Dataset rows =>
- - -

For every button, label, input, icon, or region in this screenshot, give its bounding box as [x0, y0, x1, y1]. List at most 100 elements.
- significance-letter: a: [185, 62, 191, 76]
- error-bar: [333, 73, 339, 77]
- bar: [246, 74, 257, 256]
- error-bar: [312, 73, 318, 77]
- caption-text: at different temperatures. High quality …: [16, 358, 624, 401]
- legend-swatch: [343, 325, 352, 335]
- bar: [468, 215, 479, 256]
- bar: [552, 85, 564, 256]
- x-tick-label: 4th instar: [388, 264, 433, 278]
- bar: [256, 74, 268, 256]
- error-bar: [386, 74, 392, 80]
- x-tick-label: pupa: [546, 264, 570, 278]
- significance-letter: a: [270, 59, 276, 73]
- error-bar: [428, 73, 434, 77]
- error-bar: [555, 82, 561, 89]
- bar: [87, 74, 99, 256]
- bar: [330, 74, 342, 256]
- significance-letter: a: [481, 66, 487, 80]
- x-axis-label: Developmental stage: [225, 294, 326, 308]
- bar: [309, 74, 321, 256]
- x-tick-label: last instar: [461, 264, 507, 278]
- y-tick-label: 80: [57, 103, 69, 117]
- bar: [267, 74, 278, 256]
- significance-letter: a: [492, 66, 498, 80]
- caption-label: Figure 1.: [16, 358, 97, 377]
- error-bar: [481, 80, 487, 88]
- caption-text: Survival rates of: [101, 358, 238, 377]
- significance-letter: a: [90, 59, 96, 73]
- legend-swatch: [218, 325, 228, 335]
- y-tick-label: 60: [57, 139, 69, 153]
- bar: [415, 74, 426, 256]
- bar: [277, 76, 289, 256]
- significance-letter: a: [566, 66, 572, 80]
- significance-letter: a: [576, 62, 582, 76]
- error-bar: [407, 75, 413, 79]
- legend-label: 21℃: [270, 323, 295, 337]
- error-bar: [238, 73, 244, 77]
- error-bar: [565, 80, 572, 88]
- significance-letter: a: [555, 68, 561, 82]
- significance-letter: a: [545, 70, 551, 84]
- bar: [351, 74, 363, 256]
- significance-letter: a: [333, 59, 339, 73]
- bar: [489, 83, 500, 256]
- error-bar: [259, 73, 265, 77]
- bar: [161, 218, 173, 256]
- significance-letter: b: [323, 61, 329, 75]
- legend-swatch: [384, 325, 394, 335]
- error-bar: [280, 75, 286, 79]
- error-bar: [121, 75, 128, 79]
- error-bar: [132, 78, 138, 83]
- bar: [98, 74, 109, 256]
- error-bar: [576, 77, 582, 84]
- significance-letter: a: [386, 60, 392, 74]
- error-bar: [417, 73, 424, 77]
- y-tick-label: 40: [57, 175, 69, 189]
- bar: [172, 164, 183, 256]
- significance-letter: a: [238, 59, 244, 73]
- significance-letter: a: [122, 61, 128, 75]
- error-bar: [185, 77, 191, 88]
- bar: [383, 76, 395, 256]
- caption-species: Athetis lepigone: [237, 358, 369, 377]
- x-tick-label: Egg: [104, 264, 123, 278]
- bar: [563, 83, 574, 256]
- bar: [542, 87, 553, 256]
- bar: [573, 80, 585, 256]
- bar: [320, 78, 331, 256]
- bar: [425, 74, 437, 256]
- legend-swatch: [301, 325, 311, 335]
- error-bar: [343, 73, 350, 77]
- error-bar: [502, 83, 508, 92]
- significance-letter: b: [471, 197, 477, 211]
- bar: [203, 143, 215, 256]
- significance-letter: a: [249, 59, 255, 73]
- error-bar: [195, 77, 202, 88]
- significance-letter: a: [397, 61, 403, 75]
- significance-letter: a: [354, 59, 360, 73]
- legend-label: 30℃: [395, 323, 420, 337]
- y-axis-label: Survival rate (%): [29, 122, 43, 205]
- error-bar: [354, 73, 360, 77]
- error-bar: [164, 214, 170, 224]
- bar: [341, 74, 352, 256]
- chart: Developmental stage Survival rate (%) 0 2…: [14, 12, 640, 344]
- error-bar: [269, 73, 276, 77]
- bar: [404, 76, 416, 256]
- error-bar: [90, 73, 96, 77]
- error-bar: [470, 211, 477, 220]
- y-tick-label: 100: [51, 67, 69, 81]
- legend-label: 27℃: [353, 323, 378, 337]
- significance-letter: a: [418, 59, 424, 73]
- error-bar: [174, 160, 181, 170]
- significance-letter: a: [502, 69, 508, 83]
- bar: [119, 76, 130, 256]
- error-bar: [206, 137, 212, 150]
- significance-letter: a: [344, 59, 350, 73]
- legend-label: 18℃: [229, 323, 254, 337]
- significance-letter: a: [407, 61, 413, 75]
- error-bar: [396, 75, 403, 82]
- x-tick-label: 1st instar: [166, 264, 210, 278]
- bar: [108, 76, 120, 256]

- - -

What the task asks =>
Pick out each line of the listing above that includes the word "Developmental" and copy those lines out.

Final result =>
- x-axis-label: Developmental stage: [225, 294, 326, 308]
- chart: Developmental stage Survival rate (%) 0 2…: [14, 12, 640, 344]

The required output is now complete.